■ **Dataset entries**:
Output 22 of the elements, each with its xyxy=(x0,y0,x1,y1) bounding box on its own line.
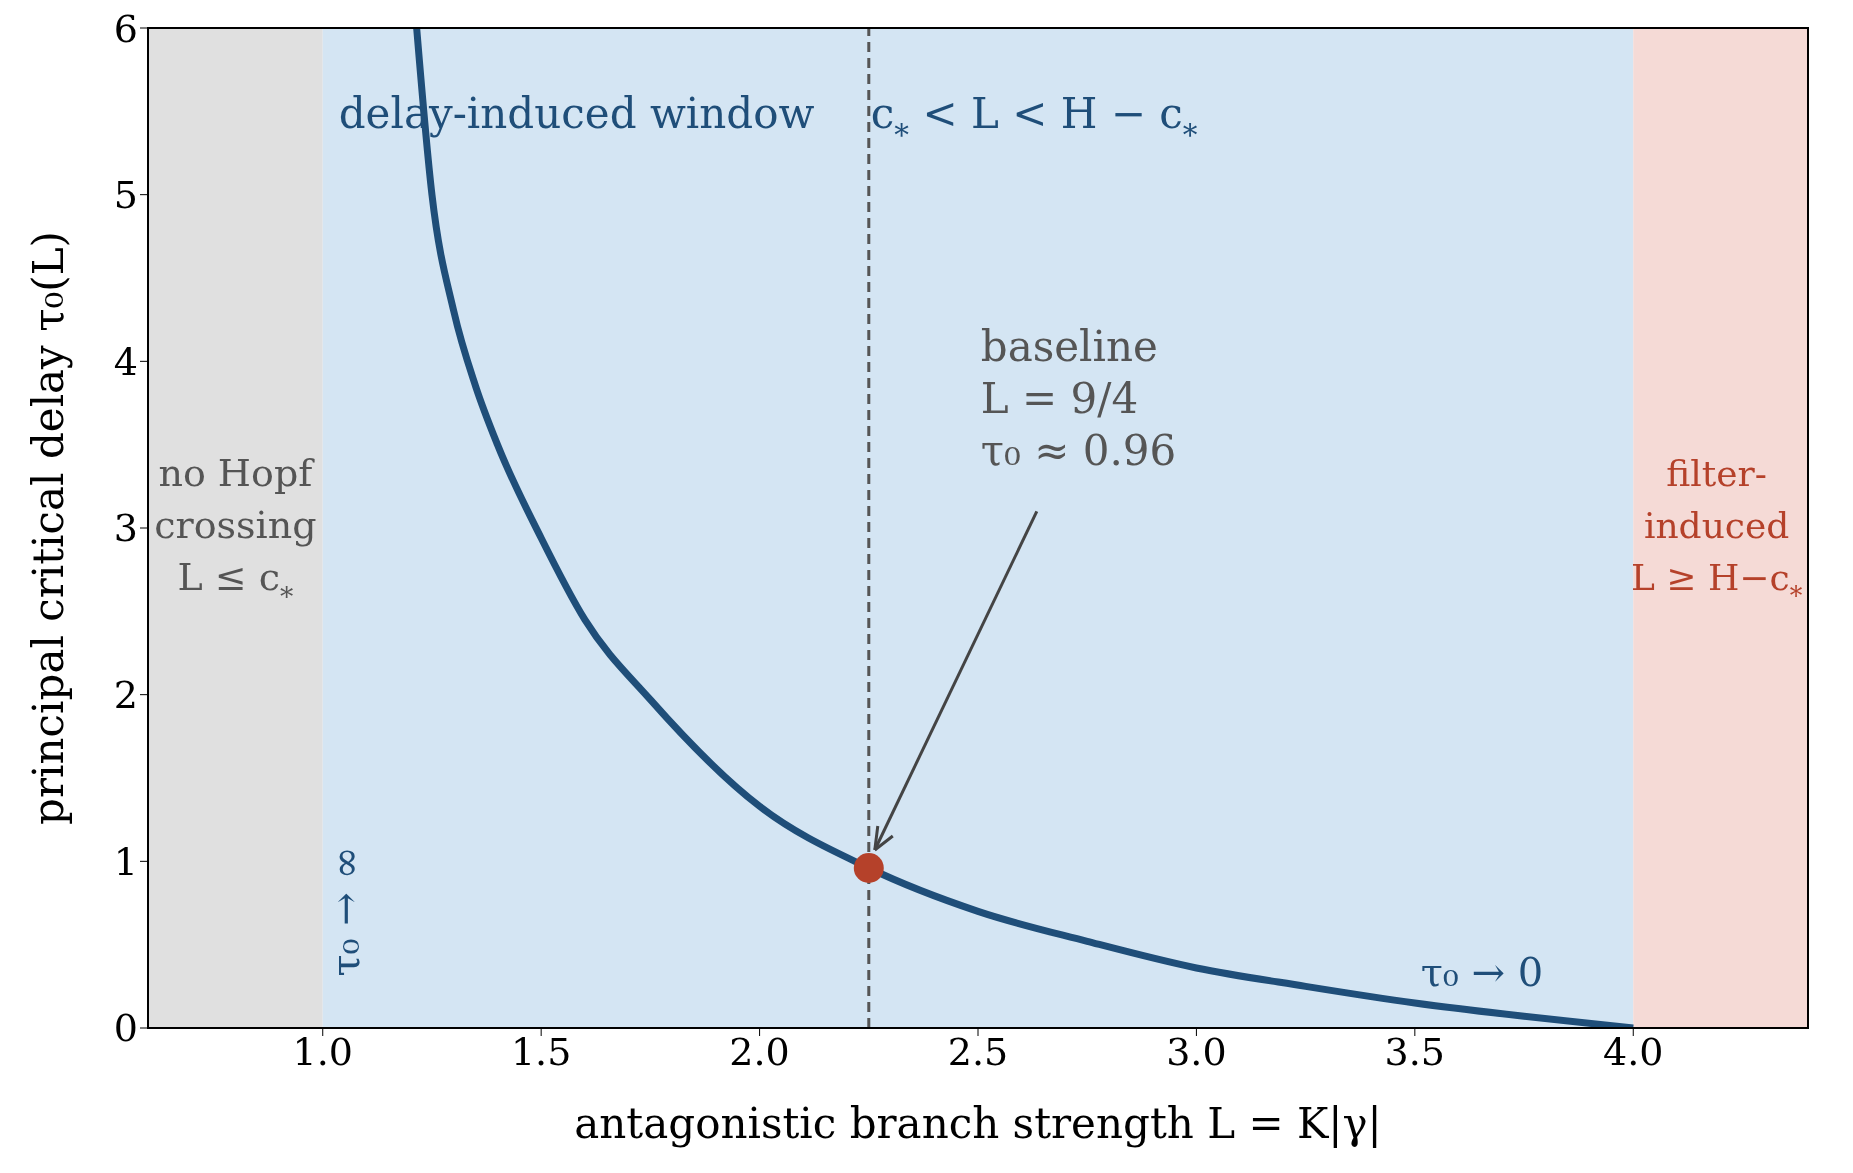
y-tick-label: 0 xyxy=(113,1006,138,1051)
ref-line-label: c$_{*}$ < L < H − c$_{*}$ xyxy=(870,89,1198,152)
y-tick-label: 1 xyxy=(113,839,138,884)
y-tick-label: 4 xyxy=(113,339,138,384)
x-tick-label: 3.5 xyxy=(1384,1029,1446,1074)
y-tick-label: 5 xyxy=(113,173,138,218)
x-axis-title: antagonistic branch strength L = K|γ| xyxy=(574,1099,1382,1148)
y-tick-label: 6 xyxy=(113,6,138,51)
x-tick-label: 2.0 xyxy=(729,1029,790,1074)
y-tick-label: 3 xyxy=(113,506,138,551)
x-tick-label: 2.5 xyxy=(947,1029,1009,1074)
x-tick-label: 3.0 xyxy=(1166,1029,1227,1074)
band-label: filter- induced L ≥ H−c$_{*}$ xyxy=(1630,453,1803,611)
annotation: τ₀ → ∞ xyxy=(321,846,368,977)
x-tick-label: 1.0 xyxy=(292,1029,353,1074)
annotation: baseline L = 9/4 τ₀ ≈ 0.96 xyxy=(980,322,1177,476)
y-axis-title: principal critical delay τ₀(L) xyxy=(23,231,73,825)
x-tick-label: 4.0 xyxy=(1603,1029,1664,1074)
x-tick-label: 1.5 xyxy=(510,1029,572,1074)
band-label: no Hopf crossing L ≤ c$_{*}$ xyxy=(154,451,317,612)
annotation: τ₀ → 0 xyxy=(1420,949,1544,995)
y-tick-label: 2 xyxy=(113,673,138,718)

■ **To be done**: Please turn every line of the rows above into a JSON list of strings, one string per line, skipping blank lines and leaving out the pictures.

■ **The output**:
[
  "Output 22 of the elements, each with its xyxy=(x0,y0,x1,y1) bounding box on its own line.",
  "y-tick-label: 0 xyxy=(113,1006,138,1051)",
  "ref-line-label: c$_{*}$ < L < H − c$_{*}$ xyxy=(870,89,1198,152)",
  "y-tick-label: 1 xyxy=(113,839,138,884)",
  "y-tick-label: 4 xyxy=(113,339,138,384)",
  "x-tick-label: 3.5 xyxy=(1384,1029,1446,1074)",
  "y-tick-label: 5 xyxy=(113,173,138,218)",
  "x-axis-title: antagonistic branch strength L = K|γ| xyxy=(574,1099,1382,1148)",
  "y-tick-label: 6 xyxy=(113,6,138,51)",
  "x-tick-label: 2.0 xyxy=(729,1029,790,1074)",
  "y-tick-label: 3 xyxy=(113,506,138,551)",
  "x-tick-label: 2.5 xyxy=(947,1029,1009,1074)",
  "x-tick-label: 3.0 xyxy=(1166,1029,1227,1074)",
  "band-label: filter- induced L ≥ H−c$_{*}$ xyxy=(1630,453,1803,611)",
  "annotation: τ₀ → ∞ xyxy=(321,846,368,977)",
  "x-tick-label: 1.0 xyxy=(292,1029,353,1074)",
  "annotation: baseline L = 9/4 τ₀ ≈ 0.96 xyxy=(980,322,1177,476)",
  "y-axis-title: principal critical delay τ₀(L) xyxy=(23,231,73,825)",
  "x-tick-label: 4.0 xyxy=(1603,1029,1664,1074)",
  "x-tick-label: 1.5 xyxy=(510,1029,572,1074)",
  "band-label: no Hopf crossing L ≤ c$_{*}$ xyxy=(154,451,317,612)",
  "annotation: τ₀ → 0 xyxy=(1420,949,1544,995)",
  "y-tick-label: 2 xyxy=(113,673,138,718)"
]